__Do this__
Only the number is wanted: how many lines contain the word "contacts"?

__Stored rows__
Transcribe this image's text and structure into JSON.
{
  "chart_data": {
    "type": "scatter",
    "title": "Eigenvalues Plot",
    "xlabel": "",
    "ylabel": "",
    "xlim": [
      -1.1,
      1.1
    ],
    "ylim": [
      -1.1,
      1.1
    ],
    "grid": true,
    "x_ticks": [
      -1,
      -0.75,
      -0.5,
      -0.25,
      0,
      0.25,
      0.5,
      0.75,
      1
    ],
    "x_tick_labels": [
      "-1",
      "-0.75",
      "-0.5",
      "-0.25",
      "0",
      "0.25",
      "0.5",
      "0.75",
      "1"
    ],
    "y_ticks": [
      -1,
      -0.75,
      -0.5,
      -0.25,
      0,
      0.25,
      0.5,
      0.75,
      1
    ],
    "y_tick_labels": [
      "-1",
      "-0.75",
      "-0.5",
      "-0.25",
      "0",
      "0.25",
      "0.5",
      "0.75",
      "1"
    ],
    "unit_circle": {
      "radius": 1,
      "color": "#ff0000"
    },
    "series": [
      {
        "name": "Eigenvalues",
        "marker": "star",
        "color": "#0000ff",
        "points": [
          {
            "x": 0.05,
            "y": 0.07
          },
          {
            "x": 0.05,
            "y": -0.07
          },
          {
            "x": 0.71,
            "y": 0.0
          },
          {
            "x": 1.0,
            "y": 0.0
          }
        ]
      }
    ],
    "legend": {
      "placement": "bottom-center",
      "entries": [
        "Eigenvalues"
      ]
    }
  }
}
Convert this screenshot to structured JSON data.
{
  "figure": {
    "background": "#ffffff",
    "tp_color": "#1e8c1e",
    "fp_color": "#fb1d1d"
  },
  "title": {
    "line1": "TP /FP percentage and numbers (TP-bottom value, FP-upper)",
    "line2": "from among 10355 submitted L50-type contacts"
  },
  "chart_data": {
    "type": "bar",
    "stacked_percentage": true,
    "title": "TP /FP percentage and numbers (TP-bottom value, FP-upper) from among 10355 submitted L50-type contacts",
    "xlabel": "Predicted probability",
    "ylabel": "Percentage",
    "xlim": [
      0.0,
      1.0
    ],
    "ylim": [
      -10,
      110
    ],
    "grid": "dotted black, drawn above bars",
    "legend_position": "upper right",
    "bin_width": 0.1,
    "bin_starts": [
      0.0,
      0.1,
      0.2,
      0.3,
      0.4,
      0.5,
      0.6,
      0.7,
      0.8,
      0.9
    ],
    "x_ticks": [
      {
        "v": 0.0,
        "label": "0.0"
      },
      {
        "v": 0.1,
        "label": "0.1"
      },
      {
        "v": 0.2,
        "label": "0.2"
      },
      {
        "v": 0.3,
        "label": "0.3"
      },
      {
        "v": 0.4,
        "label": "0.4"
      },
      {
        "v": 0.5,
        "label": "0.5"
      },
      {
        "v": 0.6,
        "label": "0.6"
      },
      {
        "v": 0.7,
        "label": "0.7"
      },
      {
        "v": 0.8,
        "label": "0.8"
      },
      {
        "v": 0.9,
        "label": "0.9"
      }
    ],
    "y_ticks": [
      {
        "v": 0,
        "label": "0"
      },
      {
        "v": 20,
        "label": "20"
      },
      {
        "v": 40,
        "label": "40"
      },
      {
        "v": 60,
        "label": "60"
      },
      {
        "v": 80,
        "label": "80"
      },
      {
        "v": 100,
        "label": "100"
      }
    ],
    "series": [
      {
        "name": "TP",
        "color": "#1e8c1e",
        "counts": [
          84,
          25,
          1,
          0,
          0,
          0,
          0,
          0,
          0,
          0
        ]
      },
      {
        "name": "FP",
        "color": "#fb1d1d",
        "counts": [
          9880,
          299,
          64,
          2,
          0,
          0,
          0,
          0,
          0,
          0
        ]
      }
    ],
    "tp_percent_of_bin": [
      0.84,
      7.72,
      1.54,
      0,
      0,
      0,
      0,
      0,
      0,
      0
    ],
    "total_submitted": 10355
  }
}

__Response to this exercise__
2